Below is a set of records; print all of them exactly as written.

— begin —

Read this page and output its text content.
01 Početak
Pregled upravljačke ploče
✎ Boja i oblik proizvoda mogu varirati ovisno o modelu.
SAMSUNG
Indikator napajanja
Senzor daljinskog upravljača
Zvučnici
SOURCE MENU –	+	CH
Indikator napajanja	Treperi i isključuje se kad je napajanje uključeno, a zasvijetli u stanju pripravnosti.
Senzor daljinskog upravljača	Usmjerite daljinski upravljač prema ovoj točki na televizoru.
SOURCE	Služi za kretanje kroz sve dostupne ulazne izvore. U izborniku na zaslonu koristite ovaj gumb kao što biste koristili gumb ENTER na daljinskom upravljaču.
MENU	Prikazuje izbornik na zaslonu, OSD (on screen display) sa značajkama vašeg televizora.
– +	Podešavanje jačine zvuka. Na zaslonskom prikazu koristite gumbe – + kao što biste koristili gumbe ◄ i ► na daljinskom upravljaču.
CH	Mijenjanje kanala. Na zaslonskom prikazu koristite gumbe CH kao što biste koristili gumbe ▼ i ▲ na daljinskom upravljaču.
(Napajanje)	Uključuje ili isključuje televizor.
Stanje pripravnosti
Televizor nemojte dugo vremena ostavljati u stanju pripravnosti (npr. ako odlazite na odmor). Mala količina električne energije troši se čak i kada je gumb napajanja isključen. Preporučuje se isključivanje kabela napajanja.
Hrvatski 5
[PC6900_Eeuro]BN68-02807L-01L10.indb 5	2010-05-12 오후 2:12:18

— end —

→ **WORKED ANSWER**
Read this page and output its text content.
01 Početak
Pregled upravljačke ploče
✎ Boja i oblik proizvoda mogu varirati ovisno o modelu.
SAMSUNG
Indikator napajanja
Senzor daljinskog upravljača
Zvučnici
SOURCE MENU –	+	CH
Indikator napajanja	Treperi i isključuje se kad je napajanje uključeno, a zasvijetli u stanju pripravnosti.
Senzor daljinskog upravljača	Usmjerite daljinski upravljač prema ovoj točki na televizoru.
SOURCE	Služi za kretanje kroz sve dostupne ulazne izvore. U izborniku na zaslonu koristite ovaj gumb kao što biste koristili gumb ENTER na daljinskom upravljaču.
MENU	Prikazuje izbornik na zaslonu, OSD (on screen display) sa značajkama vašeg televizora.
– +	Podešavanje jačine zvuka. Na zaslonskom prikazu koristite gumbe – + kao što biste koristili gumbe ◄ i ► na daljinskom upravljaču.
CH	Mijenjanje kanala. Na zaslonskom prikazu koristite gumbe CH kao što biste koristili gumbe ▼ i ▲ na daljinskom upravljaču.
(Napajanje)	Uključuje ili isključuje televizor.
Stanje pripravnosti
Televizor nemojte dugo vremena ostavljati u stanju pripravnosti (npr. ako odlazite na odmor). Mala količina električne energije troši se čak i kada je gumb napajanja isključen. Preporučuje se isključivanje kabela napajanja.
Hrvatski 5
[PC6900_Eeuro]BN68-02807L-01L10.indb 5	2010-05-12 오후 2:12:18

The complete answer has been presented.